TASK TO CARRY OUT: List each line of the data that holds the string "qual".

[Dataset items]
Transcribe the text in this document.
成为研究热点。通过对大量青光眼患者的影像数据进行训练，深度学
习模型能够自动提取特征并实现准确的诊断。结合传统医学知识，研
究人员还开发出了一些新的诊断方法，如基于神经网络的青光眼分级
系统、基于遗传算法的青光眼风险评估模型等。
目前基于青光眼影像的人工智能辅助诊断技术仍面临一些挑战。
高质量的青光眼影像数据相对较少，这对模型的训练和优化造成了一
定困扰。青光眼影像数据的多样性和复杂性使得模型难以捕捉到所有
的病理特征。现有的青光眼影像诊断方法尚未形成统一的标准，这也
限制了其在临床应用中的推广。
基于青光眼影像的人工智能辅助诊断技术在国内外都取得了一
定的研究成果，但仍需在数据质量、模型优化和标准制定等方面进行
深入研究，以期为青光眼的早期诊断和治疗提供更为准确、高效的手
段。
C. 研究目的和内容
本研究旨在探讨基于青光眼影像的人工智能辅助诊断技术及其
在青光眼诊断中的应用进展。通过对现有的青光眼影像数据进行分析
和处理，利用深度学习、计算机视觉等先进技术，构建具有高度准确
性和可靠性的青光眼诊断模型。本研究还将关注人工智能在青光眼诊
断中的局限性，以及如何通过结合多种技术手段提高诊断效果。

...

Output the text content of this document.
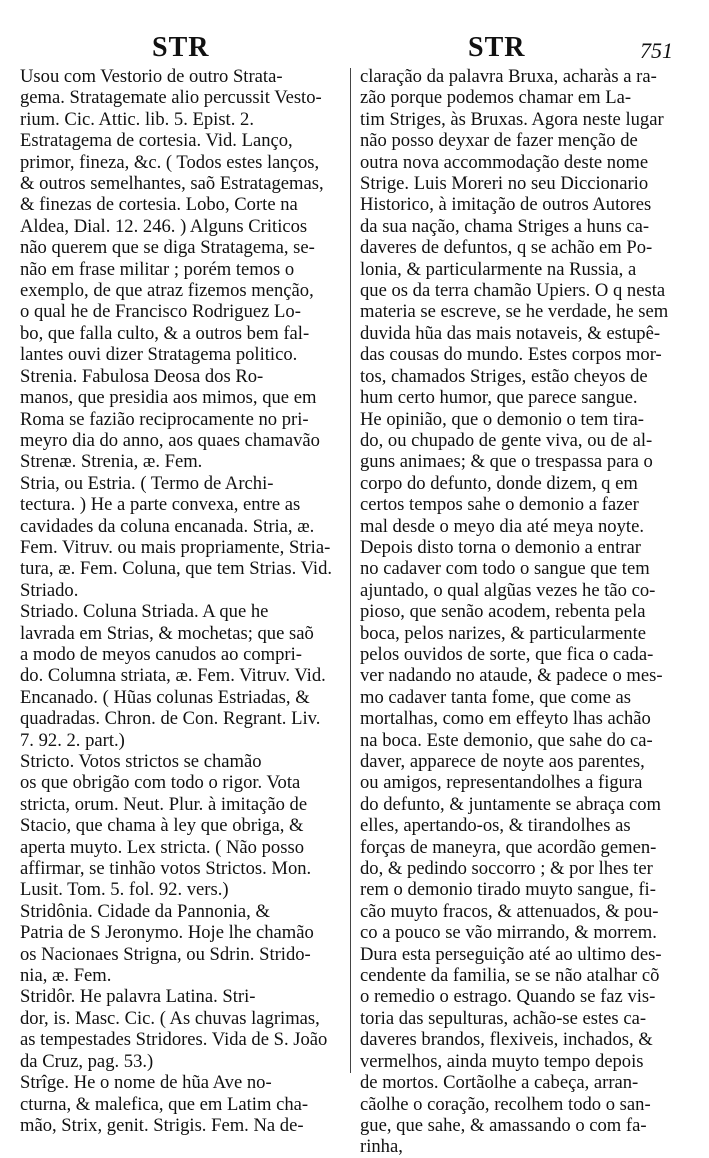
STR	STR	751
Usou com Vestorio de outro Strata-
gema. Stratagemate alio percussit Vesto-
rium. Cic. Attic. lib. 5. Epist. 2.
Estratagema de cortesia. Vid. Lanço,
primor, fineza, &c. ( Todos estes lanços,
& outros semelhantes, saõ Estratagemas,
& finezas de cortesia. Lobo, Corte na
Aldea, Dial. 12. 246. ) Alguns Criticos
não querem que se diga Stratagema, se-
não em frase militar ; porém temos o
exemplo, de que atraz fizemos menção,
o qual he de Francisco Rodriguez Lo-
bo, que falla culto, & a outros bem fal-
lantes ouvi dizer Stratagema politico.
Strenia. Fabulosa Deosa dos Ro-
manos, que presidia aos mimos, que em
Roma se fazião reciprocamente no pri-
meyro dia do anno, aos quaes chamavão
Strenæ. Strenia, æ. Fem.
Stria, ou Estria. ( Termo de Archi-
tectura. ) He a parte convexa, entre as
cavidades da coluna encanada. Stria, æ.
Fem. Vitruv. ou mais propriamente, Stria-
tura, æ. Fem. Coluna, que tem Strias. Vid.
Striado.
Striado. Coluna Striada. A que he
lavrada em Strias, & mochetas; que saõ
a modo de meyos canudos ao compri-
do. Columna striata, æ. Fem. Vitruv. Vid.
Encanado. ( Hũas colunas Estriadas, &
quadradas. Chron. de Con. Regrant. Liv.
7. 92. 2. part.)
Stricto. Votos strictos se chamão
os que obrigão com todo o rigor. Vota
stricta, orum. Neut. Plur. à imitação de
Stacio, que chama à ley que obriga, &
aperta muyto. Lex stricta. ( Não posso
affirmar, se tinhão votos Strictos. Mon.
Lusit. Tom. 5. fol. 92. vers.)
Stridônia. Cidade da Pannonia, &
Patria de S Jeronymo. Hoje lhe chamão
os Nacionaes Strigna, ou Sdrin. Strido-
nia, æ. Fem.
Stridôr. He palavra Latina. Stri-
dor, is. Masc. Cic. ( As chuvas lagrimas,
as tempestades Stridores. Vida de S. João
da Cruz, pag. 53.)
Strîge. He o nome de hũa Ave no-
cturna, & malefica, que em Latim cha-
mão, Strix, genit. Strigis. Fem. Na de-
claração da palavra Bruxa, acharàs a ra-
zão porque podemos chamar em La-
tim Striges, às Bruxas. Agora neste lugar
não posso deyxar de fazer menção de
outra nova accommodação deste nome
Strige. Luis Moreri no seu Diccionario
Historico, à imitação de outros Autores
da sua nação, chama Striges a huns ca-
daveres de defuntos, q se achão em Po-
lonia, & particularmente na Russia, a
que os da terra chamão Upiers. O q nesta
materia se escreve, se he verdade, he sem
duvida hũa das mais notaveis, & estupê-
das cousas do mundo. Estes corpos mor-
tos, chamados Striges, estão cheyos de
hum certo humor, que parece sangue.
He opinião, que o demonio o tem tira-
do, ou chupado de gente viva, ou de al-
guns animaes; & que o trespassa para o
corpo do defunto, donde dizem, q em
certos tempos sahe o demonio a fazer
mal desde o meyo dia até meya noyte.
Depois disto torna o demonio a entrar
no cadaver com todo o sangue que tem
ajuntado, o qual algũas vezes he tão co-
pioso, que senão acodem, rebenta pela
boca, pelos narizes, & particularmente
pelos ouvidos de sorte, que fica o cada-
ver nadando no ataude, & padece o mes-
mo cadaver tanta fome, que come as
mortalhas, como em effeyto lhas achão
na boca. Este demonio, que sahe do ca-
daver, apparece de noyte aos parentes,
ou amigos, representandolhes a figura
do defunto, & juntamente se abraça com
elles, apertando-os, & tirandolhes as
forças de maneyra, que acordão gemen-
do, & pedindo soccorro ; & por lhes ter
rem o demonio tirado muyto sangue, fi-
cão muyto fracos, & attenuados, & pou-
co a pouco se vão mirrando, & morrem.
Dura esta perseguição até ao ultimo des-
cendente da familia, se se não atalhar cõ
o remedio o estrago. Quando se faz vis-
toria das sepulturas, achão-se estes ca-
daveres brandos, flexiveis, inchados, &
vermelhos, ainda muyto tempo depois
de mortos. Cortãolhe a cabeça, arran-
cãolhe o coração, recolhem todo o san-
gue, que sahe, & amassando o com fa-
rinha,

RESPONSE FOR THIS EXERCISE:
o qual he de Francisco Rodriguez Lo-
ajuntado, o qual algũas vezes he tão co-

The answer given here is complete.